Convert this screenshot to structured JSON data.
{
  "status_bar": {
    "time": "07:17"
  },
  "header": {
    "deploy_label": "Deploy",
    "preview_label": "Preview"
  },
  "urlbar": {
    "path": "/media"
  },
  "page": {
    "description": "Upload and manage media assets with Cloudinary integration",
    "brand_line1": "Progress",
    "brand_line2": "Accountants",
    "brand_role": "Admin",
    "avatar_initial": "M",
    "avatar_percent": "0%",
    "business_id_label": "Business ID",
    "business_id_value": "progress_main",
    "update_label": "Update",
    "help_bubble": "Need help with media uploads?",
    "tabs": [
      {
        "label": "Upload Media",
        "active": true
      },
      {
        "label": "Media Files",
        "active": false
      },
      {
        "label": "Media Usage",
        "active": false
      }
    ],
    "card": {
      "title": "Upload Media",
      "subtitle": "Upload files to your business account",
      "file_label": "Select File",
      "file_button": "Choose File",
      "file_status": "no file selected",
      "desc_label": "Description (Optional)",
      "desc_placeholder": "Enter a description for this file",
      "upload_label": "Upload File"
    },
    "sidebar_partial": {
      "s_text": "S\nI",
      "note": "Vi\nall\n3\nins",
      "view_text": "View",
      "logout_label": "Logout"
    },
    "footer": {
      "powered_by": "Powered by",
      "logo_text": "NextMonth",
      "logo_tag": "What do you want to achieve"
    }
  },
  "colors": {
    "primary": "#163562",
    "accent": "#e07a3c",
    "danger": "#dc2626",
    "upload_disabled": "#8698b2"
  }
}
======
Go through the data above and find the lines with the word "this". Copy each of those lines.

Convert this screenshot to structured JSON data.
      "desc_placeholder": "Enter a description for this file",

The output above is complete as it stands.